# Start of EXERCISE INPUT
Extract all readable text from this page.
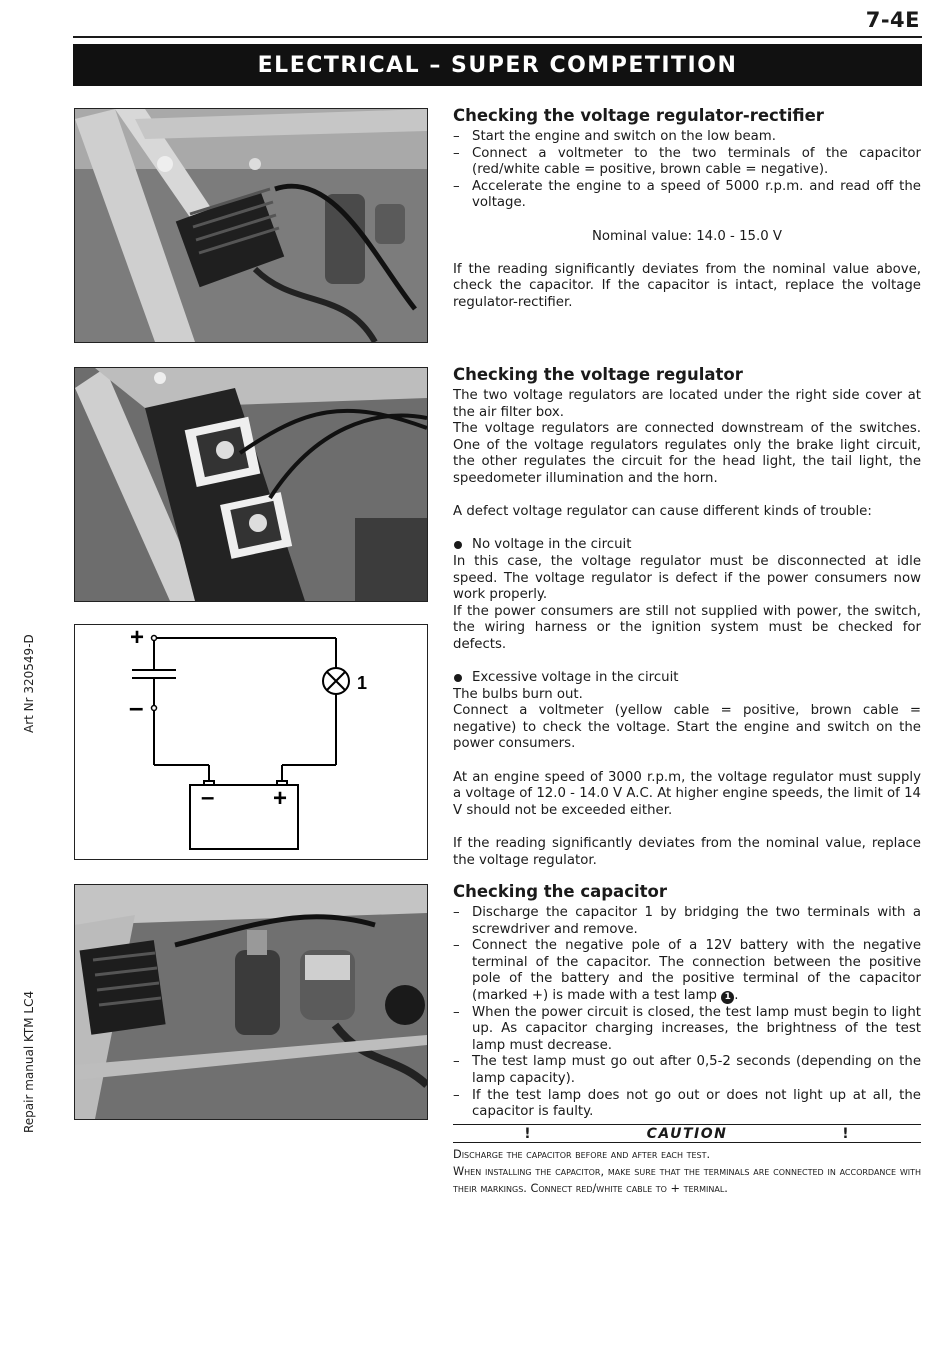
7-4E
ELECTRICAL – SUPER COMPETITION
Art Nr 320549-D
Repair manual KTM LC4
+
–
1
– +
Checking the voltage regulator-rectifier
– Start the engine and switch on the low beam.
– Connect a voltmeter to the two terminals of the capacitor (red/white cable = positive, brown cable = negative).
– Accelerate the engine to a speed of 5000 r.p.m. and read off the voltage.

Nominal value: 14.0 - 15.0 V

If the reading significantly deviates from the nominal value above, check the capacitor. If the capacitor is intact, replace the voltage regulator-rectifier.

Checking the voltage regulator

The two voltage regulators are located under the right side cover at the air filter box.

The voltage regulators are connected downstream of the switches. One of the voltage regulators regulates only the brake light circuit, the other regulates the circuit for the head light, the tail light, the speedometer illumination and the horn.

A defect voltage regulator can cause different kinds of trouble:

No voltage in the circuit

In this case, the voltage regulator must be disconnected at idle speed. The voltage regulator is defect if the power consumers now work properly.

If the power consumers are still not supplied with power, the switch, the wiring harness or the ignition system must be checked for defects.

Excessive voltage in the circuit

The bulbs burn out.

Connect a voltmeter (yellow cable = positive, brown cable = negative) to check the voltage. Start the engine and switch on the power consumers.

At an engine speed of 3000 r.p.m, the voltage regulator must supply a voltage of 12.0 - 14.0 V A.C. At higher engine speeds, the limit of 14 V should not be exceeded either.

If the reading significantly deviates from the nominal value, replace the voltage regulator.

Checking the capacitor
– Discharge the capacitor 1 by bridging the two terminals with a screwdriver and remove.
– Connect the negative pole of a 12V battery with the negative terminal of the capacitor. The connection between the positive pole of the battery and the positive terminal of the capacitor (marked +) is made with a test lamp 1 .
– When the power circuit is closed, the test lamp must begin to light up. As capacitor charging increases, the brightness of the test lamp must decrease.
– The test lamp must go out after 0,5-2 seconds (depending on the lamp capacity).
– If the test lamp does not go out or does not light up at all, the capacitor is faulty.
!	CAUTION	!

Discharge the capacitor before and after each test.

When installing the capacitor, make sure that the terminals are connected in accordance with their markings. Connect red/white cable to + terminal.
# End of EXERCISE INPUT
Reproduce the listing above exactly, excluding all pictures.

Extract all readable text from this page.
7-4E
ELECTRICAL – SUPER COMPETITION
Art Nr 320549-D
Repair manual KTM LC4
+
–
1
– +
Checking the voltage regulator-rectifier
– Start the engine and switch on the low beam.
– Connect a voltmeter to the two terminals of the capacitor (red/white cable = positive, brown cable = negative).
– Accelerate the engine to a speed of 5000 r.p.m. and read off the voltage.

Nominal value: 14.0 - 15.0 V

If the reading significantly deviates from the nominal value above, check the capacitor. If the capacitor is intact, replace the voltage regulator-rectifier.

Checking the voltage regulator

The two voltage regulators are located under the right side cover at the air filter box.

The voltage regulators are connected downstream of the switches. One of the voltage regulators regulates only the brake light circuit, the other regulates the circuit for the head light, the tail light, the speedometer illumination and the horn.

A defect voltage regulator can cause different kinds of trouble:

No voltage in the circuit

In this case, the voltage regulator must be disconnected at idle speed. The voltage regulator is defect if the power consumers now work properly.

If the power consumers are still not supplied with power, the switch, the wiring harness or the ignition system must be checked for defects.

Excessive voltage in the circuit

The bulbs burn out.

Connect a voltmeter (yellow cable = positive, brown cable = negative) to check the voltage. Start the engine and switch on the power consumers.

At an engine speed of 3000 r.p.m, the voltage regulator must supply a voltage of 12.0 - 14.0 V A.C. At higher engine speeds, the limit of 14 V should not be exceeded either.

If the reading significantly deviates from the nominal value, replace the voltage regulator.

Checking the capacitor
– Discharge the capacitor 1 by bridging the two terminals with a screwdriver and remove.
– Connect the negative pole of a 12V battery with the negative terminal of the capacitor. The connection between the positive pole of the battery and the positive terminal of the capacitor (marked +) is made with a test lamp 1 .
– When the power circuit is closed, the test lamp must begin to light up. As capacitor charging increases, the brightness of the test lamp must decrease.
– The test lamp must go out after 0,5-2 seconds (depending on the lamp capacity).
– If the test lamp does not go out or does not light up at all, the capacitor is faulty.
!	CAUTION	!

Discharge the capacitor before and after each test.

When installing the capacitor, make sure that the terminals are connected in accordance with their markings. Connect red/white cable to + terminal.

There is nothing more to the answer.